▶ [ENTRIES PROVIDED]
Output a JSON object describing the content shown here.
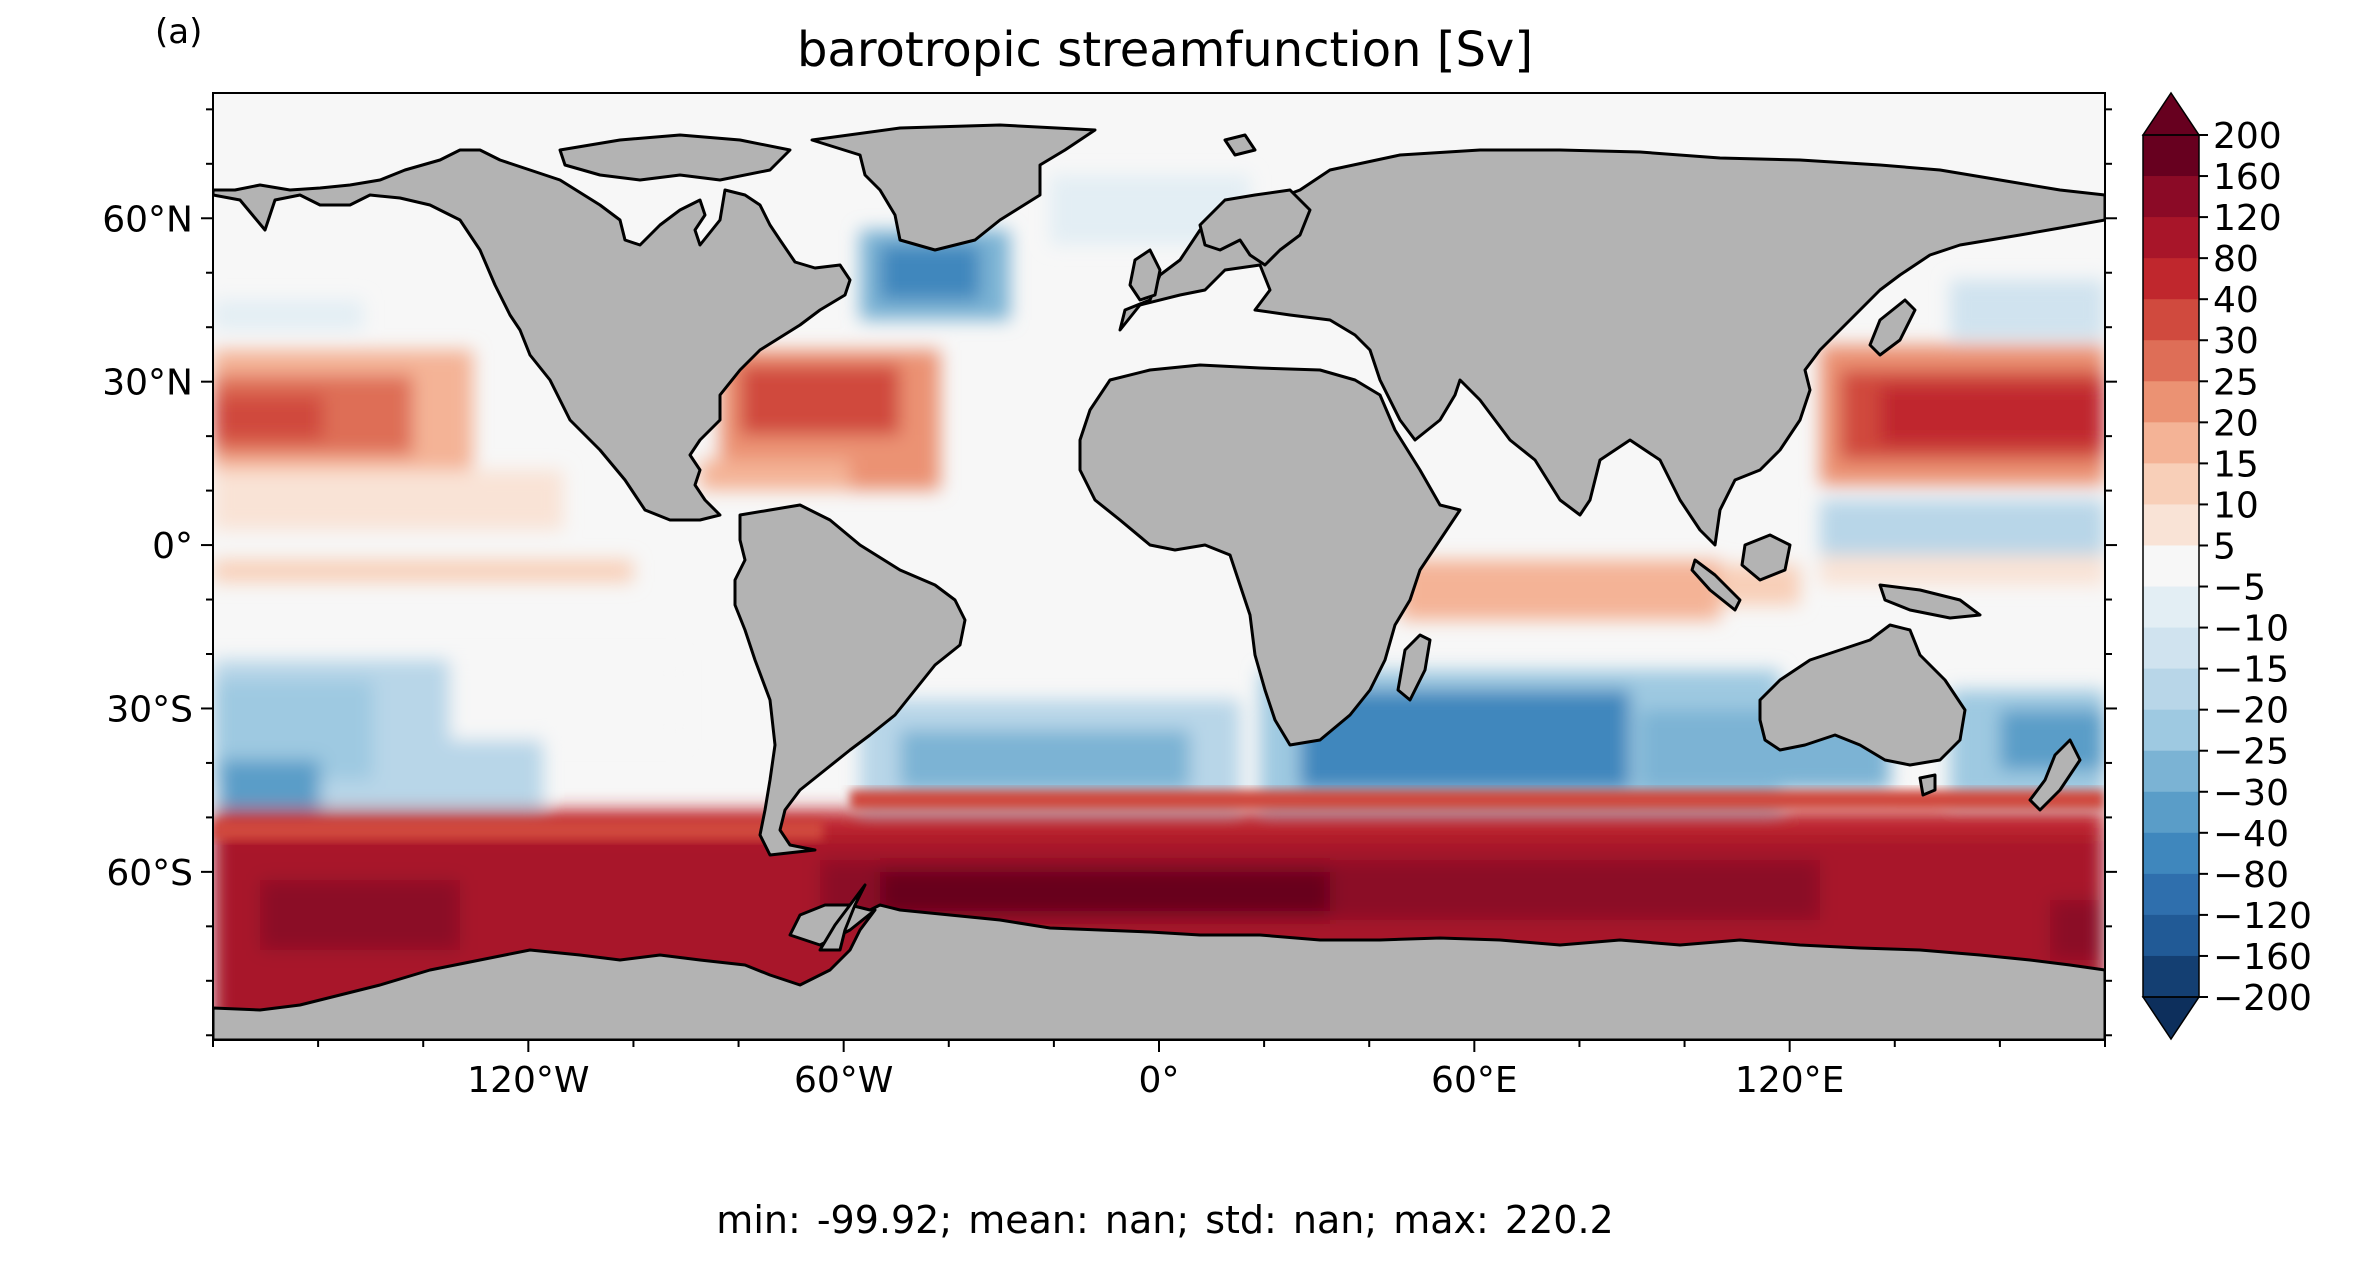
{
  "figure": {
    "panel_label": "(a)",
    "title": "barotropic streamfunction [Sv]",
    "stats": "min: -99.92;        mean: nan;        std: nan;        max: 220.2"
  },
  "axes": {
    "lon_ticks": [
      "120°W",
      "60°W",
      "0°",
      "60°E",
      "120°E"
    ],
    "lat_ticks": [
      "60°N",
      "30°N",
      "0°",
      "30°S",
      "60°S"
    ]
  },
  "colorbar": {
    "extend": "both",
    "tick_labels": [
      "200",
      "160",
      "120",
      "80",
      "40",
      "30",
      "25",
      "20",
      "15",
      "10",
      "5",
      "−5",
      "−10",
      "−15",
      "−20",
      "−25",
      "−30",
      "−40",
      "−80",
      "−120",
      "−160",
      "−200"
    ],
    "colors": [
      "#67001f",
      "#8b0a26",
      "#a81529",
      "#c0272d",
      "#d04a3e",
      "#de6e57",
      "#eb9273",
      "#f4b396",
      "#f8cfb8",
      "#f9e3d6",
      "#f7f7f7",
      "#e3eef4",
      "#d0e3ef",
      "#b8d6e8",
      "#9ec9e1",
      "#7bb3d4",
      "#5a9dc8",
      "#3f87bd",
      "#2f6fad",
      "#215a96",
      "#143f72"
    ],
    "overflow_high": "#67001f",
    "overflow_low": "#0d2f5c"
  },
  "colors": {
    "land": "#b3b3b3",
    "coast": "#000000",
    "ocean_neutral": "#f7f7f7"
  }
}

▶ [WHAT THE TASK REQUIRES]
Using the data above, print every line exactly, omitting pictures.

▶ [ANSWER TO THE EXERCISE]
Output a JSON object describing the content shown here.
{
  "figure": {
    "panel_label": "(a)",
    "title": "barotropic streamfunction [Sv]",
    "stats": "min: -99.92;        mean: nan;        std: nan;        max: 220.2"
  },
  "axes": {
    "lon_ticks": [
      "120°W",
      "60°W",
      "0°",
      "60°E",
      "120°E"
    ],
    "lat_ticks": [
      "60°N",
      "30°N",
      "0°",
      "30°S",
      "60°S"
    ]
  },
  "colorbar": {
    "extend": "both",
    "tick_labels": [
      "200",
      "160",
      "120",
      "80",
      "40",
      "30",
      "25",
      "20",
      "15",
      "10",
      "5",
      "−5",
      "−10",
      "−15",
      "−20",
      "−25",
      "−30",
      "−40",
      "−80",
      "−120",
      "−160",
      "−200"
    ],
    "colors": [
      "#67001f",
      "#8b0a26",
      "#a81529",
      "#c0272d",
      "#d04a3e",
      "#de6e57",
      "#eb9273",
      "#f4b396",
      "#f8cfb8",
      "#f9e3d6",
      "#f7f7f7",
      "#e3eef4",
      "#d0e3ef",
      "#b8d6e8",
      "#9ec9e1",
      "#7bb3d4",
      "#5a9dc8",
      "#3f87bd",
      "#2f6fad",
      "#215a96",
      "#143f72"
    ],
    "overflow_high": "#67001f",
    "overflow_low": "#0d2f5c"
  },
  "colors": {
    "land": "#b3b3b3",
    "coast": "#000000",
    "ocean_neutral": "#f7f7f7"
  }
}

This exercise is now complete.